▶ SUPPLIED RECORDS:
>>>
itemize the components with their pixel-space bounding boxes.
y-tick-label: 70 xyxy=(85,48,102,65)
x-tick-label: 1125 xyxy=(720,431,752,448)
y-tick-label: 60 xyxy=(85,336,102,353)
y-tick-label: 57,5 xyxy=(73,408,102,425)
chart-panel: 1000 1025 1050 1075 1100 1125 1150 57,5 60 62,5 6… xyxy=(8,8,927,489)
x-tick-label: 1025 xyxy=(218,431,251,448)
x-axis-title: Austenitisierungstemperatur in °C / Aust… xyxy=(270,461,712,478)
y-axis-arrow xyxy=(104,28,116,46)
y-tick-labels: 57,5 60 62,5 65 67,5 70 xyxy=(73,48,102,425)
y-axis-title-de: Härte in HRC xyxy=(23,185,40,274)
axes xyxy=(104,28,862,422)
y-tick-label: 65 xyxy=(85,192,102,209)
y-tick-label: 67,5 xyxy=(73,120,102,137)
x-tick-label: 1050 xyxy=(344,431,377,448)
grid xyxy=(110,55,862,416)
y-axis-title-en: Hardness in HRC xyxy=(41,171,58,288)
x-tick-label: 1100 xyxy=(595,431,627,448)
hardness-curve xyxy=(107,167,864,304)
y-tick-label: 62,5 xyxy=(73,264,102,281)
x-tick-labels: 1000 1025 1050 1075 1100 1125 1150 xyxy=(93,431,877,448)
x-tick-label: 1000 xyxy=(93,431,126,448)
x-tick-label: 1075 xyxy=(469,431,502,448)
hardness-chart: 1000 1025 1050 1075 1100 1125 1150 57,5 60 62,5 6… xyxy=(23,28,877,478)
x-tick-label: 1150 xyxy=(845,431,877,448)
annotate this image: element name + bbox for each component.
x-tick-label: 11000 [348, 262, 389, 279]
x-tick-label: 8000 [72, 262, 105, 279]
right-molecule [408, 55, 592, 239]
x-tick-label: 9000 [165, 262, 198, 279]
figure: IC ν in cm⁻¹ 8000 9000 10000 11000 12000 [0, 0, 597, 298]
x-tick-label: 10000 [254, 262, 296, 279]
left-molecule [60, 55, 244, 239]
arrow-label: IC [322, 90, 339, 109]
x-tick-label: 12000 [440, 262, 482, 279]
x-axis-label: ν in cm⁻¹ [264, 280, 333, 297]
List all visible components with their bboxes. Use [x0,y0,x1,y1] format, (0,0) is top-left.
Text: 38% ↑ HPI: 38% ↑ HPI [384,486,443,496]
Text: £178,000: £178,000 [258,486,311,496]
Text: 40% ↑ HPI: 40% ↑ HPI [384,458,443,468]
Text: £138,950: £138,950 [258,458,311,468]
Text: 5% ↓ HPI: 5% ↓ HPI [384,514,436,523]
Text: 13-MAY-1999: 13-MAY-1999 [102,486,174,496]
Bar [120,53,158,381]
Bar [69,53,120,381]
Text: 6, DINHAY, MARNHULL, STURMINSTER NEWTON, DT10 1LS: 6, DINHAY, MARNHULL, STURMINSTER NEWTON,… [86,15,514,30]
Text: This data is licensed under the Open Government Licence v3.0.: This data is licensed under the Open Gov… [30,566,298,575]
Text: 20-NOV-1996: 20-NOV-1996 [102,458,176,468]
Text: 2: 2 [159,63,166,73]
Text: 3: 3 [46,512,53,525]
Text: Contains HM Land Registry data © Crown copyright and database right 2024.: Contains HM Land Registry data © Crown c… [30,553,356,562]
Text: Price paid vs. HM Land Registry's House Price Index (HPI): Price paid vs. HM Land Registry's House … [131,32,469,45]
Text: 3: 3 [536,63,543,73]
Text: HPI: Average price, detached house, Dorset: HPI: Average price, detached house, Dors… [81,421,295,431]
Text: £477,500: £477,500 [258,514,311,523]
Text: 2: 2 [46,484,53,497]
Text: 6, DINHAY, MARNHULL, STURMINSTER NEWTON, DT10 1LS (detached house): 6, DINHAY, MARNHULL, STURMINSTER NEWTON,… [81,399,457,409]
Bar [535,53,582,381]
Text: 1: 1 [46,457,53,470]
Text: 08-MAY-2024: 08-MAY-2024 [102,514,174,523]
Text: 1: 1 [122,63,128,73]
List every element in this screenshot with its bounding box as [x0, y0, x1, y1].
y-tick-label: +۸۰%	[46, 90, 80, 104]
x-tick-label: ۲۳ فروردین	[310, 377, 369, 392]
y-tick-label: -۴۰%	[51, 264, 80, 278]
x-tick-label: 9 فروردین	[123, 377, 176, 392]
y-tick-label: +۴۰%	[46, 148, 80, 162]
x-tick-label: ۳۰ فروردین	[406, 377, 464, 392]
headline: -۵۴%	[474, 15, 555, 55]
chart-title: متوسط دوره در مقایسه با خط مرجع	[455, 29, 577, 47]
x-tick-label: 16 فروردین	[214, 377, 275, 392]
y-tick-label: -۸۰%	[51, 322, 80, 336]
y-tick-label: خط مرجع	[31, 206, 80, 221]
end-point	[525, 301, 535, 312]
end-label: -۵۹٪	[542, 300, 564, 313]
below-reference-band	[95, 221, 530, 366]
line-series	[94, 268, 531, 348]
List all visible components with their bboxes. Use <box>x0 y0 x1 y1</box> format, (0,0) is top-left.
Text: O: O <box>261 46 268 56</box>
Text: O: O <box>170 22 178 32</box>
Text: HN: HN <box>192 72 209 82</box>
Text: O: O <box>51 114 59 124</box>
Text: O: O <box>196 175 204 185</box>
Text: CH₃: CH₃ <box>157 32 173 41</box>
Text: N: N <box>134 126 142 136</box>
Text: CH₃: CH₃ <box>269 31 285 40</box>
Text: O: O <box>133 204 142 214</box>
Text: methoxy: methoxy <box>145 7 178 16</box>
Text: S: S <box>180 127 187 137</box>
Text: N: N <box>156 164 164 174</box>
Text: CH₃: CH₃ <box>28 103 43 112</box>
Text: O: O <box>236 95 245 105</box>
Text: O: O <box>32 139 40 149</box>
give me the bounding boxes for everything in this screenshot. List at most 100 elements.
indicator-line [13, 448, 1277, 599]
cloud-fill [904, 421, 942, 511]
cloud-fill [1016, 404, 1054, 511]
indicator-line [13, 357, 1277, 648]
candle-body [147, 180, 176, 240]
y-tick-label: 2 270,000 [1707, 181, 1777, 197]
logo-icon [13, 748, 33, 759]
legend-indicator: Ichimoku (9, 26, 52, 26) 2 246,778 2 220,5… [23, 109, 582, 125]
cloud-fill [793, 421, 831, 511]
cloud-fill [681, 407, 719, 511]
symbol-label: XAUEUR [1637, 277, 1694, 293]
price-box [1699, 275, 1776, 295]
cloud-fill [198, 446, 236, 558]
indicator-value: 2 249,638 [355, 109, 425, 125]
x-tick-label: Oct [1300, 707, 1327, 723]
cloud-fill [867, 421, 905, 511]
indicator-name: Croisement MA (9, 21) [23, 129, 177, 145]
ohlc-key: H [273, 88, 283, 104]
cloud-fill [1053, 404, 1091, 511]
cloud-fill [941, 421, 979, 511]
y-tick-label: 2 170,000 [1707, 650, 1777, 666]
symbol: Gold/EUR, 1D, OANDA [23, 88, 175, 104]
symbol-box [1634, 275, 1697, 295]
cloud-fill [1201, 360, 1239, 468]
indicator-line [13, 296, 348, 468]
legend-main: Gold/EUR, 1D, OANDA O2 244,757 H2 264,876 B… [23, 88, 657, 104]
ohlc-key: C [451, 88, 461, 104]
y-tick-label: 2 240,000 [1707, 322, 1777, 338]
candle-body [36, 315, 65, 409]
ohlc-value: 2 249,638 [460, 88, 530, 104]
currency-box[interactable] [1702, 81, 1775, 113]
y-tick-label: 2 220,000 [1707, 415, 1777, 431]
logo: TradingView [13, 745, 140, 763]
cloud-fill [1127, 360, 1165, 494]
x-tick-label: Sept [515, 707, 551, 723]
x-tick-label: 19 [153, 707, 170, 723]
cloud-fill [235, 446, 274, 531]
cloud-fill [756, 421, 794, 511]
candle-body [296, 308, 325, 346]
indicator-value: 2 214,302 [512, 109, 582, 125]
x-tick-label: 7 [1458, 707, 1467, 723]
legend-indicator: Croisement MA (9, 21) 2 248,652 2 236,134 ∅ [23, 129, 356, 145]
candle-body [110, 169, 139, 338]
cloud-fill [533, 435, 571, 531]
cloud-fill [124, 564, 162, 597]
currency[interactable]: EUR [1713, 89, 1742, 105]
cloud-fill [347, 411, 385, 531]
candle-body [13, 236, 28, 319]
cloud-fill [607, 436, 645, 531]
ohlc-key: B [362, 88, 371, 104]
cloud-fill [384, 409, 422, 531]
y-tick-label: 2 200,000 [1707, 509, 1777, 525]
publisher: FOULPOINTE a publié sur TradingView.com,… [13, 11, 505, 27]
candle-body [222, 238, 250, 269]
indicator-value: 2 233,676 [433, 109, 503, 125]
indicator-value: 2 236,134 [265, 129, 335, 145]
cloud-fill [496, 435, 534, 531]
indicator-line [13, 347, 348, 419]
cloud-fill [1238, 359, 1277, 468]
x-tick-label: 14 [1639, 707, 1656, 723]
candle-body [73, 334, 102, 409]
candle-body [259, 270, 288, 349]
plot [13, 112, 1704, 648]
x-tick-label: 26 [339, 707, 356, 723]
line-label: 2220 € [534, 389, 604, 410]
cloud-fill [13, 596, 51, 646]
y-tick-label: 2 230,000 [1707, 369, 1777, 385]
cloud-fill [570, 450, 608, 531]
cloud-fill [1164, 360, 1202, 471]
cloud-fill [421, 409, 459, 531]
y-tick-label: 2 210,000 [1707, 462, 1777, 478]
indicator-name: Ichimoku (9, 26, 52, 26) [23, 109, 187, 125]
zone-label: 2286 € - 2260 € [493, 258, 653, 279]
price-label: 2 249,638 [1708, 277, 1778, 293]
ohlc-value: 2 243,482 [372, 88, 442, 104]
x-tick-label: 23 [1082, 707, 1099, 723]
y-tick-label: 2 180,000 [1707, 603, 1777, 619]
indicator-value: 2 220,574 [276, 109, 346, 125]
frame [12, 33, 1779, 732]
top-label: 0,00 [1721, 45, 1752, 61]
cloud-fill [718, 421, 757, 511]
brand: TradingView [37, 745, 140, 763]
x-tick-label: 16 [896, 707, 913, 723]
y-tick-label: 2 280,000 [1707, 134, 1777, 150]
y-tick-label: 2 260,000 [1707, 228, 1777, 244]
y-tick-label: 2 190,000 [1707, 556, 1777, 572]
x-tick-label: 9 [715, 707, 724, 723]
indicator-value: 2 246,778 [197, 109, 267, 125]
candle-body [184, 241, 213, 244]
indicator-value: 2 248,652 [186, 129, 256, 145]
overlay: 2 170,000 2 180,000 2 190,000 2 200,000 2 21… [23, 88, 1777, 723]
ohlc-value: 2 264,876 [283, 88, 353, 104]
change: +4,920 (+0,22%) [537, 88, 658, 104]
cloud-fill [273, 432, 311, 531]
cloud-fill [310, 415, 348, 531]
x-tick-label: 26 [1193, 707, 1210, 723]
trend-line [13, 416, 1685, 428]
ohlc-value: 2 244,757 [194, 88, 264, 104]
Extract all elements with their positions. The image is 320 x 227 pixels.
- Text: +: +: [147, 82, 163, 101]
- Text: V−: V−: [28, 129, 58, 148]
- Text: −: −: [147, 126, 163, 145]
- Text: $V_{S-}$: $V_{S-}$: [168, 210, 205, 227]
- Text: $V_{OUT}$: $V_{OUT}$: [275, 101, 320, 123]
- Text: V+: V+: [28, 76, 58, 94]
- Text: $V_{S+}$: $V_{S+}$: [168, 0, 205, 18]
<<<
▶ EXERCISE DIRECTIONS: Rewrite the entries as a Markdown table, starting from the first line and continuing up to and including the line that contains "y-tick-label: 62,5 xyxy=(73,264,102,281)". Use the columns "Row" for a running number and "Line" for the line itself, and leave out any blank lines.

▶ RESULT FOR THIS TASK:
| Row | Line |
|---|---|
| 1 | itemize the components with their pixel-space bounding boxes. |
| 2 | y-tick-label: 70 xyxy=(85,48,102,65) |
| 3 | x-tick-label: 1125 xyxy=(720,431,752,448) |
| 4 | y-tick-label: 60 xyxy=(85,336,102,353) |
| 5 | y-tick-label: 57,5 xyxy=(73,408,102,425) |
| 6 | chart-panel: 1000 1025 1050 1075 1100 1125 1150 57,5 60 62,5 6… xyxy=(8,8,927,489) |
| 7 | x-tick-label: 1025 xyxy=(218,431,251,448) |
| 8 | x-axis-title: Austenitisierungstemperatur in °C / Aust… xyxy=(270,461,712,478) |
| 9 | y-axis-arrow xyxy=(104,28,116,46) |
| 10 | y-tick-labels: 57,5 60 62,5 65 67,5 70 xyxy=(73,48,102,425) |
| 11 | y-axis-title-de: Härte in HRC xyxy=(23,185,40,274) |
| 12 | axes xyxy=(104,28,862,422) |
| 13 | y-tick-label: 65 xyxy=(85,192,102,209) |
| 14 | y-tick-label: 67,5 xyxy=(73,120,102,137) |
| 15 | x-tick-label: 1050 xyxy=(344,431,377,448) |
| 16 | grid xyxy=(110,55,862,416) |
| 17 | y-axis-title-en: Hardness in HRC xyxy=(41,171,58,288) |
| 18 | x-tick-label: 1100 xyxy=(595,431,627,448) |
| 19 | hardness-curve xyxy=(107,167,864,304) |
| 20 | y-tick-label: 62,5 xyxy=(73,264,102,281) |